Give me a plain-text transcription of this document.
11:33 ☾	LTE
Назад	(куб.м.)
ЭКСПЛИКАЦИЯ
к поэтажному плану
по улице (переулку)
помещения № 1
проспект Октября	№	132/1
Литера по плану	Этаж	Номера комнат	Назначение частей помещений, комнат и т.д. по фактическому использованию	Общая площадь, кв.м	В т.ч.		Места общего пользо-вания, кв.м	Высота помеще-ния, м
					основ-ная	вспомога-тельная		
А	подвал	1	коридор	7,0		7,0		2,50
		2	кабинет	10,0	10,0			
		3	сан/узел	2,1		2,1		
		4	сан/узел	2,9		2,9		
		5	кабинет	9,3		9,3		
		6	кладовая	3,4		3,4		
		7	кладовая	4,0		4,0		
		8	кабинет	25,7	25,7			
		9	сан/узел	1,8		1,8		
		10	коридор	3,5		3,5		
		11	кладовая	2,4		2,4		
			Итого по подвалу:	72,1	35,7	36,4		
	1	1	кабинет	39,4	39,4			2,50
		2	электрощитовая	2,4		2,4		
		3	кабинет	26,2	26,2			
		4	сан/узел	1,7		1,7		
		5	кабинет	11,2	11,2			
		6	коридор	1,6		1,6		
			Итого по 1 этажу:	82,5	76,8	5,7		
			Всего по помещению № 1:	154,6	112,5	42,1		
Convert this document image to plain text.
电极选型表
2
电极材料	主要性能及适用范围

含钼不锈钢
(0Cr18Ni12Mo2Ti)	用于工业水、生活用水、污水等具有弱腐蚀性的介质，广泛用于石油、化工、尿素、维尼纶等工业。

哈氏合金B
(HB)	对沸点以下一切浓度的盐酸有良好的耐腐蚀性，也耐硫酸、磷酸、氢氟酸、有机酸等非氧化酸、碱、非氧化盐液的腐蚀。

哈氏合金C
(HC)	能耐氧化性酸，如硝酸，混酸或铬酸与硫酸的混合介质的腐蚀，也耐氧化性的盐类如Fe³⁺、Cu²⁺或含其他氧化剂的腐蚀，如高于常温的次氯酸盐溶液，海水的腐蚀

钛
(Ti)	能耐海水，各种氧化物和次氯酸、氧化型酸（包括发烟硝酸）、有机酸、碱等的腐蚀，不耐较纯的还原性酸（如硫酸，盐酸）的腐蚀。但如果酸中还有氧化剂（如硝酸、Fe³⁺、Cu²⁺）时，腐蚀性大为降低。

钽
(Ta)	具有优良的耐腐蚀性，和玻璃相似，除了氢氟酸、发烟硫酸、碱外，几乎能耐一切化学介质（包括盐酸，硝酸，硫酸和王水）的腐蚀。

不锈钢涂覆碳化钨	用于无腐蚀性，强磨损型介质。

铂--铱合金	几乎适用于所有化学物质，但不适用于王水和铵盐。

TASK INSTRUCTIONS:
Take the entries above and transcribe them in full.

THE OUTPUT:
Give me a plain-text transcription of this document.
11:33 ☾	LTE
Назад	(куб.м.)
ЭКСПЛИКАЦИЯ
к поэтажному плану
по улице (переулку)
помещения № 1
проспект Октября	№	132/1
Литера по плану	Этаж	Номера комнат	Назначение частей помещений, комнат и т.д. по фактическому использованию	Общая площадь, кв.м	В т.ч.		Места общего пользо-вания, кв.м	Высота помеще-ния, м
					основ-ная	вспомога-тельная		
А	подвал	1	коридор	7,0		7,0		2,50
		2	кабинет	10,0	10,0			
		3	сан/узел	2,1		2,1		
		4	сан/узел	2,9		2,9		
		5	кабинет	9,3		9,3		
		6	кладовая	3,4		3,4		
		7	кладовая	4,0		4,0		
		8	кабинет	25,7	25,7			
		9	сан/узел	1,8		1,8		
		10	коридор	3,5		3,5		
		11	кладовая	2,4		2,4		
			Итого по подвалу:	72,1	35,7	36,4		
	1	1	кабинет	39,4	39,4			2,50
		2	электрощитовая	2,4		2,4		
		3	кабинет	26,2	26,2			
		4	сан/узел	1,7		1,7		
		5	кабинет	11,2	11,2			
		6	коридор	1,6		1,6		
			Итого по 1 этажу:	82,5	76,8	5,7		
			Всего по помещению № 1:	154,6	112,5	42,1		
Convert this document image to plain text.
电极选型表
2
电极材料	主要性能及适用范围

含钼不锈钢
(0Cr18Ni12Mo2Ti)	用于工业水、生活用水、污水等具有弱腐蚀性的介质，广泛用于石油、化工、尿素、维尼纶等工业。

哈氏合金B
(HB)	对沸点以下一切浓度的盐酸有良好的耐腐蚀性，也耐硫酸、磷酸、氢氟酸、有机酸等非氧化酸、碱、非氧化盐液的腐蚀。

哈氏合金C
(HC)	能耐氧化性酸，如硝酸，混酸或铬酸与硫酸的混合介质的腐蚀，也耐氧化性的盐类如Fe³⁺、Cu²⁺或含其他氧化剂的腐蚀，如高于常温的次氯酸盐溶液，海水的腐蚀

钛
(Ti)	能耐海水，各种氧化物和次氯酸、氧化型酸（包括发烟硝酸）、有机酸、碱等的腐蚀，不耐较纯的还原性酸（如硫酸，盐酸）的腐蚀。但如果酸中还有氧化剂（如硝酸、Fe³⁺、Cu²⁺）时，腐蚀性大为降低。

钽
(Ta)	具有优良的耐腐蚀性，和玻璃相似，除了氢氟酸、发烟硫酸、碱外，几乎能耐一切化学介质（包括盐酸，硝酸，硫酸和王水）的腐蚀。

不锈钢涂覆碳化钨	用于无腐蚀性，强磨损型介质。

铂--铱合金	几乎适用于所有化学物质，但不适用于王水和铵盐。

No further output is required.